__Stated exercise__
Write the material out again, line by line, exactly as it is.

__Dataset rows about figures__
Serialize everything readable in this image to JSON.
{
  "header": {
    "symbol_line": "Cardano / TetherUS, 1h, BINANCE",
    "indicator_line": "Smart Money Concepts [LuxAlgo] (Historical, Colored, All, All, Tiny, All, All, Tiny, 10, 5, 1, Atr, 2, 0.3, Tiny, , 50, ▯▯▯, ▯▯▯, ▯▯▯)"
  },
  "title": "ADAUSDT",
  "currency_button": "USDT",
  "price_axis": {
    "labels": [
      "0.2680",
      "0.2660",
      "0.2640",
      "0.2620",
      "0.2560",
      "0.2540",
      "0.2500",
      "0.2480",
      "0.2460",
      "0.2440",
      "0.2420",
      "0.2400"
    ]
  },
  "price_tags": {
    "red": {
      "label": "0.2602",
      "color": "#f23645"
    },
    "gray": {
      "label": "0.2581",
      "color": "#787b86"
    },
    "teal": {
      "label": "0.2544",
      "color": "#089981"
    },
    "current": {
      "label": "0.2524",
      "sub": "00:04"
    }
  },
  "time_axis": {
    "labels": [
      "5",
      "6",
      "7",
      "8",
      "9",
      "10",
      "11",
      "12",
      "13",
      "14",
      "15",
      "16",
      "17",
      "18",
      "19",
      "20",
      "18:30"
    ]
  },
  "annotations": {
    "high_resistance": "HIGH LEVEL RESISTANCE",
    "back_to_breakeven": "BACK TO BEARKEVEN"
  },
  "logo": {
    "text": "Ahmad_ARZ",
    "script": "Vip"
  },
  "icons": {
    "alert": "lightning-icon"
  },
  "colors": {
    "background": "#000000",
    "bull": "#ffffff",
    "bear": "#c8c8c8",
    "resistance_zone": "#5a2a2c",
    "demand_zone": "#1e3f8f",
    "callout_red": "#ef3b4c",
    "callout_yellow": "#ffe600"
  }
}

__Finished exercise__
Serialize everything readable in this image to JSON.
{
  "header": {
    "symbol_line": "Cardano / TetherUS, 1h, BINANCE",
    "indicator_line": "Smart Money Concepts [LuxAlgo] (Historical, Colored, All, All, Tiny, All, All, Tiny, 10, 5, 1, Atr, 2, 0.3, Tiny, , 50, ▯▯▯, ▯▯▯, ▯▯▯)"
  },
  "title": "ADAUSDT",
  "currency_button": "USDT",
  "price_axis": {
    "labels": [
      "0.2680",
      "0.2660",
      "0.2640",
      "0.2620",
      "0.2560",
      "0.2540",
      "0.2500",
      "0.2480",
      "0.2460",
      "0.2440",
      "0.2420",
      "0.2400"
    ]
  },
  "price_tags": {
    "red": {
      "label": "0.2602",
      "color": "#f23645"
    },
    "gray": {
      "label": "0.2581",
      "color": "#787b86"
    },
    "teal": {
      "label": "0.2544",
      "color": "#089981"
    },
    "current": {
      "label": "0.2524",
      "sub": "00:04"
    }
  },
  "time_axis": {
    "labels": [
      "5",
      "6",
      "7",
      "8",
      "9",
      "10",
      "11",
      "12",
      "13",
      "14",
      "15",
      "16",
      "17",
      "18",
      "19",
      "20",
      "18:30"
    ]
  },
  "annotations": {
    "high_resistance": "HIGH LEVEL RESISTANCE",
    "back_to_breakeven": "BACK TO BEARKEVEN"
  },
  "logo": {
    "text": "Ahmad_ARZ",
    "script": "Vip"
  },
  "icons": {
    "alert": "lightning-icon"
  },
  "colors": {
    "background": "#000000",
    "bull": "#ffffff",
    "bear": "#c8c8c8",
    "resistance_zone": "#5a2a2c",
    "demand_zone": "#1e3f8f",
    "callout_red": "#ef3b4c",
    "callout_yellow": "#ffe600"
  }
}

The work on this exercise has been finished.